### INPUT ROWS
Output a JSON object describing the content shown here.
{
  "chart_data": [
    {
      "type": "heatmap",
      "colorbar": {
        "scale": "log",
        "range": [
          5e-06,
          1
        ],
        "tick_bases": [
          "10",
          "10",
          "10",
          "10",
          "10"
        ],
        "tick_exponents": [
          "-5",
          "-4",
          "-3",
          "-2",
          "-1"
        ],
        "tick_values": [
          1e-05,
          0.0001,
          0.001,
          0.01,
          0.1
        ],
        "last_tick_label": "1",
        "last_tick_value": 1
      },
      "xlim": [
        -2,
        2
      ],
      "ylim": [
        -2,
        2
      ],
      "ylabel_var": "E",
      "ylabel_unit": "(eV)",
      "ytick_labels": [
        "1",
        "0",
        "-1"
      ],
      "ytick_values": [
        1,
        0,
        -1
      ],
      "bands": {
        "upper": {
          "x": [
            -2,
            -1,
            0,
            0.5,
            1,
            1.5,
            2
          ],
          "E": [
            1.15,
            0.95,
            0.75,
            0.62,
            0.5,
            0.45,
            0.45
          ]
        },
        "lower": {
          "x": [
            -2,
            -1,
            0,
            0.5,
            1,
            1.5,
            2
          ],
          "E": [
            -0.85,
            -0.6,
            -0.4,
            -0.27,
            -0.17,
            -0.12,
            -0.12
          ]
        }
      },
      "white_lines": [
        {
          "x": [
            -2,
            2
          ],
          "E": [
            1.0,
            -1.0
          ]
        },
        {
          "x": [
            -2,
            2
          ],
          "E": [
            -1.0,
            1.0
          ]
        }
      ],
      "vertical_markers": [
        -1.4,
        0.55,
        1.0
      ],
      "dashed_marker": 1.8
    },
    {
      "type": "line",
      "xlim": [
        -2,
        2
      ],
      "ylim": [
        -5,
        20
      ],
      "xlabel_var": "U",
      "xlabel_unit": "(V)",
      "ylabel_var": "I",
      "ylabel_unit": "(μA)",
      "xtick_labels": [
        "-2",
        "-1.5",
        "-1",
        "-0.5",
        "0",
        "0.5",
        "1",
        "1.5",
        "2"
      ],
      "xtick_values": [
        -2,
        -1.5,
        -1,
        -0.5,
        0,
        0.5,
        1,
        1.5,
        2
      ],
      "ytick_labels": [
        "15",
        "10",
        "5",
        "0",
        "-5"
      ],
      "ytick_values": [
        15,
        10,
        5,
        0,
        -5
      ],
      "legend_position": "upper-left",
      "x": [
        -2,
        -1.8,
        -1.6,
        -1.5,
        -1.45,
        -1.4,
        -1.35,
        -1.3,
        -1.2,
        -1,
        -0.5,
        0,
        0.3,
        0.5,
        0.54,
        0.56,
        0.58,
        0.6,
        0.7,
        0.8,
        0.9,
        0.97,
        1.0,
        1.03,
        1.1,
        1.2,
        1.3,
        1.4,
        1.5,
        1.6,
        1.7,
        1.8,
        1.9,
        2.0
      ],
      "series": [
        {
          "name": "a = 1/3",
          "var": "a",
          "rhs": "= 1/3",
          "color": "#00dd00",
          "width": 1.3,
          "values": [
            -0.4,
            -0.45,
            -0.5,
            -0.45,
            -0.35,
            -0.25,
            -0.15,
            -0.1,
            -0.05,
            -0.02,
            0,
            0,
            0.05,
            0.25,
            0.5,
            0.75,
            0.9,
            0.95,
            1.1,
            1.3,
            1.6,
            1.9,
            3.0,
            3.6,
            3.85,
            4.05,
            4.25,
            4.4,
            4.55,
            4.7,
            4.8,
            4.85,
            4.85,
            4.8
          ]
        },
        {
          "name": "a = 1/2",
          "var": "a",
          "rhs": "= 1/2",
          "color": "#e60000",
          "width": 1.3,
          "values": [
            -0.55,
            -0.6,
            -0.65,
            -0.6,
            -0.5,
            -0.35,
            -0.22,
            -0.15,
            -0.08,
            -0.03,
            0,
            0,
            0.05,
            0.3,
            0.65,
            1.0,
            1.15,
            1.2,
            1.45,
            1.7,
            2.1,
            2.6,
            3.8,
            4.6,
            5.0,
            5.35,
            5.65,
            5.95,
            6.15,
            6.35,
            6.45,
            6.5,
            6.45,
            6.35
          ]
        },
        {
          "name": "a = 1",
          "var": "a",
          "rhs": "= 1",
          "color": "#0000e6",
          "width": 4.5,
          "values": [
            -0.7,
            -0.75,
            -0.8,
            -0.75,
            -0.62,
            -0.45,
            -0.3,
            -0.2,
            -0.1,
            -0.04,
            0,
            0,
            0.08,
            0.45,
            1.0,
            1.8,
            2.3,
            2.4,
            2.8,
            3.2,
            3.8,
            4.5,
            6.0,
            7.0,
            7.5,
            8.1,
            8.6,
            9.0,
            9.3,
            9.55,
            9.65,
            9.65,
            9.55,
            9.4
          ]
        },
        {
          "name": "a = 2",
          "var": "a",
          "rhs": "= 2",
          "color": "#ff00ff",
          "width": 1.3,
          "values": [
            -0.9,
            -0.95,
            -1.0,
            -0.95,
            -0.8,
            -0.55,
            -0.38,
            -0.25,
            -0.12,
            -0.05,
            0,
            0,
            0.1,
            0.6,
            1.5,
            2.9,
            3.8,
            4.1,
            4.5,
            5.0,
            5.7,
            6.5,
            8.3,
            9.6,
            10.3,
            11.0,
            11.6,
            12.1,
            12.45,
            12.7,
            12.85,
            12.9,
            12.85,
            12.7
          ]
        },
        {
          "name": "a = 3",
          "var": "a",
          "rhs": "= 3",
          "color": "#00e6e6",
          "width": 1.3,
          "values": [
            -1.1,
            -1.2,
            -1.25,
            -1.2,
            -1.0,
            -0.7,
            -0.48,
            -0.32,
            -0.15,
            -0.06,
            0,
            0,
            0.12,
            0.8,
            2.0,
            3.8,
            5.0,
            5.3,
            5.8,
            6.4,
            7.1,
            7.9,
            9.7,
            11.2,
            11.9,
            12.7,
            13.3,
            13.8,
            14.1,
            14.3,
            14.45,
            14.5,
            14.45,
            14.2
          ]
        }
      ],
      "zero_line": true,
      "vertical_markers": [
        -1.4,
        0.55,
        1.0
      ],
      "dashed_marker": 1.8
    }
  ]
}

### WHAT IS NEEDED
Write the data out again in full and exactly.

### RESPONSE TO THE TASK
Output a JSON object describing the content shown here.
{
  "chart_data": [
    {
      "type": "heatmap",
      "colorbar": {
        "scale": "log",
        "range": [
          5e-06,
          1
        ],
        "tick_bases": [
          "10",
          "10",
          "10",
          "10",
          "10"
        ],
        "tick_exponents": [
          "-5",
          "-4",
          "-3",
          "-2",
          "-1"
        ],
        "tick_values": [
          1e-05,
          0.0001,
          0.001,
          0.01,
          0.1
        ],
        "last_tick_label": "1",
        "last_tick_value": 1
      },
      "xlim": [
        -2,
        2
      ],
      "ylim": [
        -2,
        2
      ],
      "ylabel_var": "E",
      "ylabel_unit": "(eV)",
      "ytick_labels": [
        "1",
        "0",
        "-1"
      ],
      "ytick_values": [
        1,
        0,
        -1
      ],
      "bands": {
        "upper": {
          "x": [
            -2,
            -1,
            0,
            0.5,
            1,
            1.5,
            2
          ],
          "E": [
            1.15,
            0.95,
            0.75,
            0.62,
            0.5,
            0.45,
            0.45
          ]
        },
        "lower": {
          "x": [
            -2,
            -1,
            0,
            0.5,
            1,
            1.5,
            2
          ],
          "E": [
            -0.85,
            -0.6,
            -0.4,
            -0.27,
            -0.17,
            -0.12,
            -0.12
          ]
        }
      },
      "white_lines": [
        {
          "x": [
            -2,
            2
          ],
          "E": [
            1.0,
            -1.0
          ]
        },
        {
          "x": [
            -2,
            2
          ],
          "E": [
            -1.0,
            1.0
          ]
        }
      ],
      "vertical_markers": [
        -1.4,
        0.55,
        1.0
      ],
      "dashed_marker": 1.8
    },
    {
      "type": "line",
      "xlim": [
        -2,
        2
      ],
      "ylim": [
        -5,
        20
      ],
      "xlabel_var": "U",
      "xlabel_unit": "(V)",
      "ylabel_var": "I",
      "ylabel_unit": "(μA)",
      "xtick_labels": [
        "-2",
        "-1.5",
        "-1",
        "-0.5",
        "0",
        "0.5",
        "1",
        "1.5",
        "2"
      ],
      "xtick_values": [
        -2,
        -1.5,
        -1,
        -0.5,
        0,
        0.5,
        1,
        1.5,
        2
      ],
      "ytick_labels": [
        "15",
        "10",
        "5",
        "0",
        "-5"
      ],
      "ytick_values": [
        15,
        10,
        5,
        0,
        -5
      ],
      "legend_position": "upper-left",
      "x": [
        -2,
        -1.8,
        -1.6,
        -1.5,
        -1.45,
        -1.4,
        -1.35,
        -1.3,
        -1.2,
        -1,
        -0.5,
        0,
        0.3,
        0.5,
        0.54,
        0.56,
        0.58,
        0.6,
        0.7,
        0.8,
        0.9,
        0.97,
        1.0,
        1.03,
        1.1,
        1.2,
        1.3,
        1.4,
        1.5,
        1.6,
        1.7,
        1.8,
        1.9,
        2.0
      ],
      "series": [
        {
          "name": "a = 1/3",
          "var": "a",
          "rhs": "= 1/3",
          "color": "#00dd00",
          "width": 1.3,
          "values": [
            -0.4,
            -0.45,
            -0.5,
            -0.45,
            -0.35,
            -0.25,
            -0.15,
            -0.1,
            -0.05,
            -0.02,
            0,
            0,
            0.05,
            0.25,
            0.5,
            0.75,
            0.9,
            0.95,
            1.1,
            1.3,
            1.6,
            1.9,
            3.0,
            3.6,
            3.85,
            4.05,
            4.25,
            4.4,
            4.55,
            4.7,
            4.8,
            4.85,
            4.85,
            4.8
          ]
        },
        {
          "name": "a = 1/2",
          "var": "a",
          "rhs": "= 1/2",
          "color": "#e60000",
          "width": 1.3,
          "values": [
            -0.55,
            -0.6,
            -0.65,
            -0.6,
            -0.5,
            -0.35,
            -0.22,
            -0.15,
            -0.08,
            -0.03,
            0,
            0,
            0.05,
            0.3,
            0.65,
            1.0,
            1.15,
            1.2,
            1.45,
            1.7,
            2.1,
            2.6,
            3.8,
            4.6,
            5.0,
            5.35,
            5.65,
            5.95,
            6.15,
            6.35,
            6.45,
            6.5,
            6.45,
            6.35
          ]
        },
        {
          "name": "a = 1",
          "var": "a",
          "rhs": "= 1",
          "color": "#0000e6",
          "width": 4.5,
          "values": [
            -0.7,
            -0.75,
            -0.8,
            -0.75,
            -0.62,
            -0.45,
            -0.3,
            -0.2,
            -0.1,
            -0.04,
            0,
            0,
            0.08,
            0.45,
            1.0,
            1.8,
            2.3,
            2.4,
            2.8,
            3.2,
            3.8,
            4.5,
            6.0,
            7.0,
            7.5,
            8.1,
            8.6,
            9.0,
            9.3,
            9.55,
            9.65,
            9.65,
            9.55,
            9.4
          ]
        },
        {
          "name": "a = 2",
          "var": "a",
          "rhs": "= 2",
          "color": "#ff00ff",
          "width": 1.3,
          "values": [
            -0.9,
            -0.95,
            -1.0,
            -0.95,
            -0.8,
            -0.55,
            -0.38,
            -0.25,
            -0.12,
            -0.05,
            0,
            0,
            0.1,
            0.6,
            1.5,
            2.9,
            3.8,
            4.1,
            4.5,
            5.0,
            5.7,
            6.5,
            8.3,
            9.6,
            10.3,
            11.0,
            11.6,
            12.1,
            12.45,
            12.7,
            12.85,
            12.9,
            12.85,
            12.7
          ]
        },
        {
          "name": "a = 3",
          "var": "a",
          "rhs": "= 3",
          "color": "#00e6e6",
          "width": 1.3,
          "values": [
            -1.1,
            -1.2,
            -1.25,
            -1.2,
            -1.0,
            -0.7,
            -0.48,
            -0.32,
            -0.15,
            -0.06,
            0,
            0,
            0.12,
            0.8,
            2.0,
            3.8,
            5.0,
            5.3,
            5.8,
            6.4,
            7.1,
            7.9,
            9.7,
            11.2,
            11.9,
            12.7,
            13.3,
            13.8,
            14.1,
            14.3,
            14.45,
            14.5,
            14.45,
            14.2
          ]
        }
      ],
      "zero_line": true,
      "vertical_markers": [
        -1.4,
        0.55,
        1.0
      ],
      "dashed_marker": 1.8
    }
  ]
}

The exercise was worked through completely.